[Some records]

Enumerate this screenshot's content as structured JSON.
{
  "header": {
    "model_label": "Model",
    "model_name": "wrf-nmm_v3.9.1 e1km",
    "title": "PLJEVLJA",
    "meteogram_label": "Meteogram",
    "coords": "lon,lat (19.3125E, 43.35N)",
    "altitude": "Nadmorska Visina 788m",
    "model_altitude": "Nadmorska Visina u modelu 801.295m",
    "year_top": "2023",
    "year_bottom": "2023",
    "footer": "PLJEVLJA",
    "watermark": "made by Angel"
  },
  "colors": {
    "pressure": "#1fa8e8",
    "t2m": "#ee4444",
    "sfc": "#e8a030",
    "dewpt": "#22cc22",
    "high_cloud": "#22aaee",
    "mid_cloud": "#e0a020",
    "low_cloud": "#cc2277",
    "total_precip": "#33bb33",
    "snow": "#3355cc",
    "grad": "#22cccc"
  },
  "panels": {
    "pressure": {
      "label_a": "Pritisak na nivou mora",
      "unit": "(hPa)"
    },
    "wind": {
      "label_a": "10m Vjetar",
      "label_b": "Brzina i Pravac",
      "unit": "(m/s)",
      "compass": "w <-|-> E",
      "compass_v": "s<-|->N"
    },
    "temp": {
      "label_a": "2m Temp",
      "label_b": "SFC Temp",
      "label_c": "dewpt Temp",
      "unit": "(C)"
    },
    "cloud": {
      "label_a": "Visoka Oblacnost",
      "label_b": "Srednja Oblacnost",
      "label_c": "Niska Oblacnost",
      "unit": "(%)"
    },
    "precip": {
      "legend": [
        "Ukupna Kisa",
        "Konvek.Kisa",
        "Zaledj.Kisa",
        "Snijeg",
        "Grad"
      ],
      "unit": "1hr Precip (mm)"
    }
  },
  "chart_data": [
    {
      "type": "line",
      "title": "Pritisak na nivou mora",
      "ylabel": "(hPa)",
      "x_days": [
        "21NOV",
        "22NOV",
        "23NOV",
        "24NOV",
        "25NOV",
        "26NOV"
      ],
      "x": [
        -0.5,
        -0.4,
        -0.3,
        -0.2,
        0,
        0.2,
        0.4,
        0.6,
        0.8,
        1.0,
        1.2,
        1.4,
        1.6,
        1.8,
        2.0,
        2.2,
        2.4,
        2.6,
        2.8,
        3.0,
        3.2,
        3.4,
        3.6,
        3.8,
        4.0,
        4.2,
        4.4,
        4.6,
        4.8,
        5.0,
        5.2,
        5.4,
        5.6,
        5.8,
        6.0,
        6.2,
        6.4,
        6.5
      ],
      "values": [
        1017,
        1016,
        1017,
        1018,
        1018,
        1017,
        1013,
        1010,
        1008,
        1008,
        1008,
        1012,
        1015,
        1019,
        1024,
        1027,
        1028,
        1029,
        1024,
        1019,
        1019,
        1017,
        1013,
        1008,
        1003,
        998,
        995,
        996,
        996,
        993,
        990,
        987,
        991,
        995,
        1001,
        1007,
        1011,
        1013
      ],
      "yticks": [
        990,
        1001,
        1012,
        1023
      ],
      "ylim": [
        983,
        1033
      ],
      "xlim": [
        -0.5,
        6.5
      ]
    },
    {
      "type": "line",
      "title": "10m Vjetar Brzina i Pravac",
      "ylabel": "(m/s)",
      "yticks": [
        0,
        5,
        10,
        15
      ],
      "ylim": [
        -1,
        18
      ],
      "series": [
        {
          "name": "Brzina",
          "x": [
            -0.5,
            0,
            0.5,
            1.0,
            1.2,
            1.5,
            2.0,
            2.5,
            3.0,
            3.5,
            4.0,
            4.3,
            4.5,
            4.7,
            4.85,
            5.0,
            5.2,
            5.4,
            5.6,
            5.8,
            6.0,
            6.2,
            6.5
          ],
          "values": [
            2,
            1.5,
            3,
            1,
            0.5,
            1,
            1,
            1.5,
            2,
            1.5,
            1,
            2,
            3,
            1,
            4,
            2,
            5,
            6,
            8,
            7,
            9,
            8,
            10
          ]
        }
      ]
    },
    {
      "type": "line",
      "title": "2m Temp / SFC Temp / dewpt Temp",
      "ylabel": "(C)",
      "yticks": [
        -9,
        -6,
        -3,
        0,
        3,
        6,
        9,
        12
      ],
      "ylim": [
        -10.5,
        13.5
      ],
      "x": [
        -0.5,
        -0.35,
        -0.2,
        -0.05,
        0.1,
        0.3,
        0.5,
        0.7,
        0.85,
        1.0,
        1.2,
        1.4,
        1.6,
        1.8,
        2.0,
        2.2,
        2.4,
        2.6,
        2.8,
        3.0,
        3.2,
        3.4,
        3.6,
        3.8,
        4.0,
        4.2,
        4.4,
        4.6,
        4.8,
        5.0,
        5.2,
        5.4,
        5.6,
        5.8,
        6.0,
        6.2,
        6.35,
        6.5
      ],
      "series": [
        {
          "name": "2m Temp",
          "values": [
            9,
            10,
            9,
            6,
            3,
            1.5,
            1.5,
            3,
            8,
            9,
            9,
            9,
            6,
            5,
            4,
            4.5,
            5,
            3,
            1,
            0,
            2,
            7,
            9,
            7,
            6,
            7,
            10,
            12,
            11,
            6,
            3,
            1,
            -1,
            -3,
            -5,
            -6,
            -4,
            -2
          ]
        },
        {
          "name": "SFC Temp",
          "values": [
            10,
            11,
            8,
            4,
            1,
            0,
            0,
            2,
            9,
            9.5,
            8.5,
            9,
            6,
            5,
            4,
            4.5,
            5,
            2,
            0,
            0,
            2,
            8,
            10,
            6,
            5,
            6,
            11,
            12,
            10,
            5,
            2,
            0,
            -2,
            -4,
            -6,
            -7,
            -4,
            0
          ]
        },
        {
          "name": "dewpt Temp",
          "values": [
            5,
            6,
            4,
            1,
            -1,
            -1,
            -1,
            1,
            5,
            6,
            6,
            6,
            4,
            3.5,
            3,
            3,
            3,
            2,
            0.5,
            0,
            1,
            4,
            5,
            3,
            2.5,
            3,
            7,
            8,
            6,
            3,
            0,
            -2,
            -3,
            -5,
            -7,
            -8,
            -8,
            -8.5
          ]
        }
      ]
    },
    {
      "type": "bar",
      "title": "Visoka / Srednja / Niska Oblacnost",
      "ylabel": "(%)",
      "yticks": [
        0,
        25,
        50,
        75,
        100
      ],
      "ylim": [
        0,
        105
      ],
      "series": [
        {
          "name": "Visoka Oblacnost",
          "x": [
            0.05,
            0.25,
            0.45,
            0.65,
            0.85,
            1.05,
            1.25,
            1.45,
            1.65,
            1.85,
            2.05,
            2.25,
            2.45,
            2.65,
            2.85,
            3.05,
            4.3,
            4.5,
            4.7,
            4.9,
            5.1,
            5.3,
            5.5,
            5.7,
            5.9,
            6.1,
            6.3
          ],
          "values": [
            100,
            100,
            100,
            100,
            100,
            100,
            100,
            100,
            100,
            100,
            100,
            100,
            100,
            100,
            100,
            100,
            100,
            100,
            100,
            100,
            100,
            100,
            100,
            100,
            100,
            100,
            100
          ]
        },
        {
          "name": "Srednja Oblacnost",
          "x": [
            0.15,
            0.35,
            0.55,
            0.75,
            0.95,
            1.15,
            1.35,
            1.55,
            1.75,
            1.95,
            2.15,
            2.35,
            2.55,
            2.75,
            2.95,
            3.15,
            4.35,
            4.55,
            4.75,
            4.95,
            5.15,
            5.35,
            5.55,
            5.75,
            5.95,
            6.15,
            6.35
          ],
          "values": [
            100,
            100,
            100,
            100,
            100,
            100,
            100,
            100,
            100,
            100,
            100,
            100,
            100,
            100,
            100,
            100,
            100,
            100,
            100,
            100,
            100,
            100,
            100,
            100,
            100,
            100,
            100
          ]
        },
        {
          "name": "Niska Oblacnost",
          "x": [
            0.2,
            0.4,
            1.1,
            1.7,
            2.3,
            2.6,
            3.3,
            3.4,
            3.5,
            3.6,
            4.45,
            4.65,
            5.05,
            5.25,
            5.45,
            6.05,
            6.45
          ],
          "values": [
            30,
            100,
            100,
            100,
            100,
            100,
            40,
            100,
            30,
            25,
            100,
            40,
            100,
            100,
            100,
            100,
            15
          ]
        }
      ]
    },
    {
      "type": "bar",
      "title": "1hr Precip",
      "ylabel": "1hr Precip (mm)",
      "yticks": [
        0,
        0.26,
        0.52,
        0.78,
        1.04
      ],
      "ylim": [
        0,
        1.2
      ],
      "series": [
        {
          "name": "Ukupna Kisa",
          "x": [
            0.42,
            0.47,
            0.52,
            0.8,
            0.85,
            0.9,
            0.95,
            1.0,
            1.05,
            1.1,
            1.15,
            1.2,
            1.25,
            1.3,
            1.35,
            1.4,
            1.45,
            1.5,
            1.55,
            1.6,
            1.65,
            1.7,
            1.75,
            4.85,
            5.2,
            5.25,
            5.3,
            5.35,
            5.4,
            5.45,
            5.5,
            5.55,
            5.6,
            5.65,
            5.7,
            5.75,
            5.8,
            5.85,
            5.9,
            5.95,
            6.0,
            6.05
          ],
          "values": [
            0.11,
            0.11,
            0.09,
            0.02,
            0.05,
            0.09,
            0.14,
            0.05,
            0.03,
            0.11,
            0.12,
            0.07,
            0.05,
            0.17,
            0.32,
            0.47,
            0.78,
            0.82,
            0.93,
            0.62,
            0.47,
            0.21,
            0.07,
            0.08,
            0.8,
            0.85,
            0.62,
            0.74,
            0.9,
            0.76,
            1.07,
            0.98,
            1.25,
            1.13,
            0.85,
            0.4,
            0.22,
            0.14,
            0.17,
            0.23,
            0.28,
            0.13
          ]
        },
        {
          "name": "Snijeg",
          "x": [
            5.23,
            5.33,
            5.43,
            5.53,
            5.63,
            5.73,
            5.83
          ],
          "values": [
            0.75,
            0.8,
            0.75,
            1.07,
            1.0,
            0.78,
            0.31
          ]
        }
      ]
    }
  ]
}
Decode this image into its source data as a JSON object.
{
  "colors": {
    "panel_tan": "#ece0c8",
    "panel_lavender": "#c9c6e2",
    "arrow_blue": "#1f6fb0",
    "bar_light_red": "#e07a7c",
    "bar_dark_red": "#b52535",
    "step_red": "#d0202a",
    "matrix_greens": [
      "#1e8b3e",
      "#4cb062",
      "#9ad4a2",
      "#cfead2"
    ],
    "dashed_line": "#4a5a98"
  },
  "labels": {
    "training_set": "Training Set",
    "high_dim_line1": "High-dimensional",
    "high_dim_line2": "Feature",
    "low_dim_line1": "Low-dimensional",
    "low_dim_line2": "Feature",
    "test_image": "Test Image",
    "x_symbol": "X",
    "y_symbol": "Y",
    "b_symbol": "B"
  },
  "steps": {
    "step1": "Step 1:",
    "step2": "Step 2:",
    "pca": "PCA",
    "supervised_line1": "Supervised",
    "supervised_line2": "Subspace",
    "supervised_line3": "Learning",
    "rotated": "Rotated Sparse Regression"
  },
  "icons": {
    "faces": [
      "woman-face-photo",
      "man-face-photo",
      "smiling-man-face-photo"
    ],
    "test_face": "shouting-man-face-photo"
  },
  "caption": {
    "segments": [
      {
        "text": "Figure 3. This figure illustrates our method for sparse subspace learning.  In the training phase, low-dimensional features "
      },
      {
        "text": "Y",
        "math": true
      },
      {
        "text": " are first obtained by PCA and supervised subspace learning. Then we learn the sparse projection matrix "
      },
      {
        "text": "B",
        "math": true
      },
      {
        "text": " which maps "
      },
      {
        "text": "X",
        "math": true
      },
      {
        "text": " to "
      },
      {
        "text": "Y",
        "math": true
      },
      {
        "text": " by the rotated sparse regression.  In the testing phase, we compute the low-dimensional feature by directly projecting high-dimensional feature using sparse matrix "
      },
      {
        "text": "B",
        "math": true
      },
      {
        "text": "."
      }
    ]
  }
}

* **The problem**: Which lines hold the word "text"? Return all of them from the records above.

* **Written response**:
        "text": "Figure 3. This figure illustrates our method for sparse subspace learning.  In the training phase, low-dimensional features "
        "text": "Y",
        "text": " are first obtained by PCA and supervised subspace learning. Then we learn the sparse projection matrix "
        "text": "B",
        "text": " which maps "
        "text": "X",
        "text": " to "
        "text": "Y",
        "text": " by the rotated sparse regression.  In the testing phase, we compute the low-dimensional feature by directly projecting high-dimensional feature using sparse matrix "
        "text": "B",
        "text": "."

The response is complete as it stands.